_PROMPT_.
Skip the pictures and repeat each line of the data exactly.

Records
......

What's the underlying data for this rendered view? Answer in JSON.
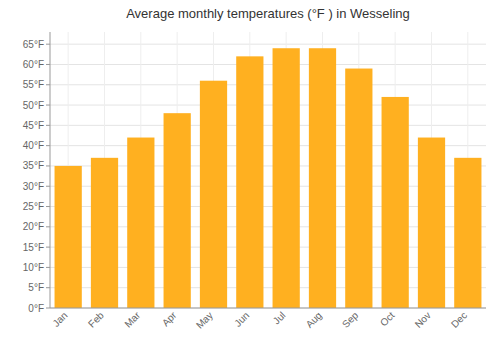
{
  "chart_data": {
    "type": "bar",
    "title": "Average monthly temperatures (°F ) in Wesseling",
    "categories": [
      "Jan",
      "Feb",
      "Mar",
      "Apr",
      "May",
      "Jun",
      "Jul",
      "Aug",
      "Sep",
      "Oct",
      "Nov",
      "Dec"
    ],
    "values": [
      35,
      37,
      42,
      48,
      56,
      62,
      64,
      64,
      59,
      52,
      42,
      37
    ],
    "color": "#FFB020",
    "ylim": [
      0,
      68
    ],
    "yticks": [
      {
        "value": 0,
        "label": "0°F"
      },
      {
        "value": 5,
        "label": "5°F"
      },
      {
        "value": 10,
        "label": "10°F"
      },
      {
        "value": 15,
        "label": "15°F"
      },
      {
        "value": 20,
        "label": "20°F"
      },
      {
        "value": 25,
        "label": "25°F"
      },
      {
        "value": 30,
        "label": "30°F"
      },
      {
        "value": 35,
        "label": "35°F"
      },
      {
        "value": 40,
        "label": "40°F"
      },
      {
        "value": 45,
        "label": "45°F"
      },
      {
        "value": 50,
        "label": "50°F"
      },
      {
        "value": 55,
        "label": "55°F"
      },
      {
        "value": 60,
        "label": "60°F"
      },
      {
        "value": 65,
        "label": "65°F"
      }
    ],
    "grid": true
  }
}
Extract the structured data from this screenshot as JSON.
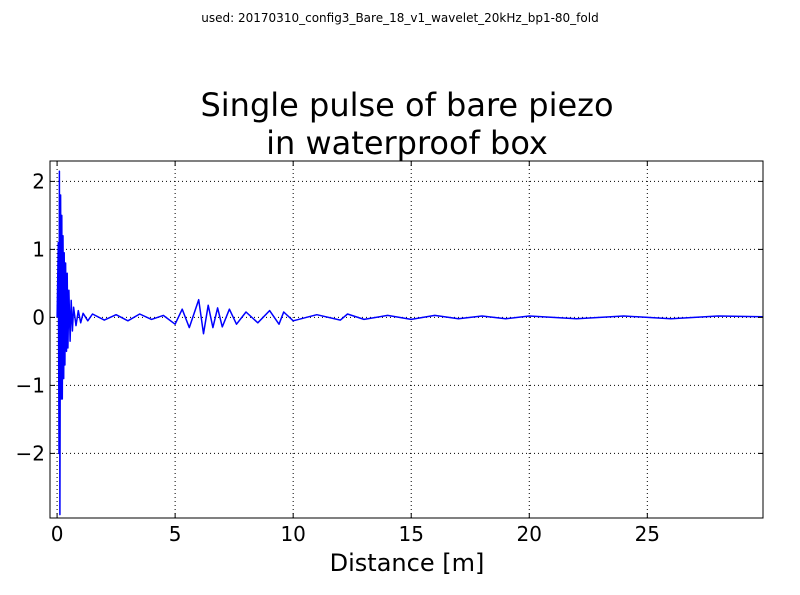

......

_RESPONSE TO THIS EXERCISE_.
What's the underlying data for this rendered view? Answer in JSON.
{
  "chart_data": {
    "type": "bar",
    "title": "Average monthly temperatures (°F ) in Wesseling",
    "categories": [
      "Jan",
      "Feb",
      "Mar",
      "Apr",
      "May",
      "Jun",
      "Jul",
      "Aug",
      "Sep",
      "Oct",
      "Nov",
      "Dec"
    ],
    "values": [
      35,
      37,
      42,
      48,
      56,
      62,
      64,
      64,
      59,
      52,
      42,
      37
    ],
    "color": "#FFB020",
    "ylim": [
      0,
      68
    ],
    "yticks": [
      {
        "value": 0,
        "label": "0°F"
      },
      {
        "value": 5,
        "label": "5°F"
      },
      {
        "value": 10,
        "label": "10°F"
      },
      {
        "value": 15,
        "label": "15°F"
      },
      {
        "value": 20,
        "label": "20°F"
      },
      {
        "value": 25,
        "label": "25°F"
      },
      {
        "value": 30,
        "label": "30°F"
      },
      {
        "value": 35,
        "label": "35°F"
      },
      {
        "value": 40,
        "label": "40°F"
      },
      {
        "value": 45,
        "label": "45°F"
      },
      {
        "value": 50,
        "label": "50°F"
      },
      {
        "value": 55,
        "label": "55°F"
      },
      {
        "value": 60,
        "label": "60°F"
      },
      {
        "value": 65,
        "label": "65°F"
      }
    ],
    "grid": true
  }
}
Extract the structured data from this screenshot as JSON.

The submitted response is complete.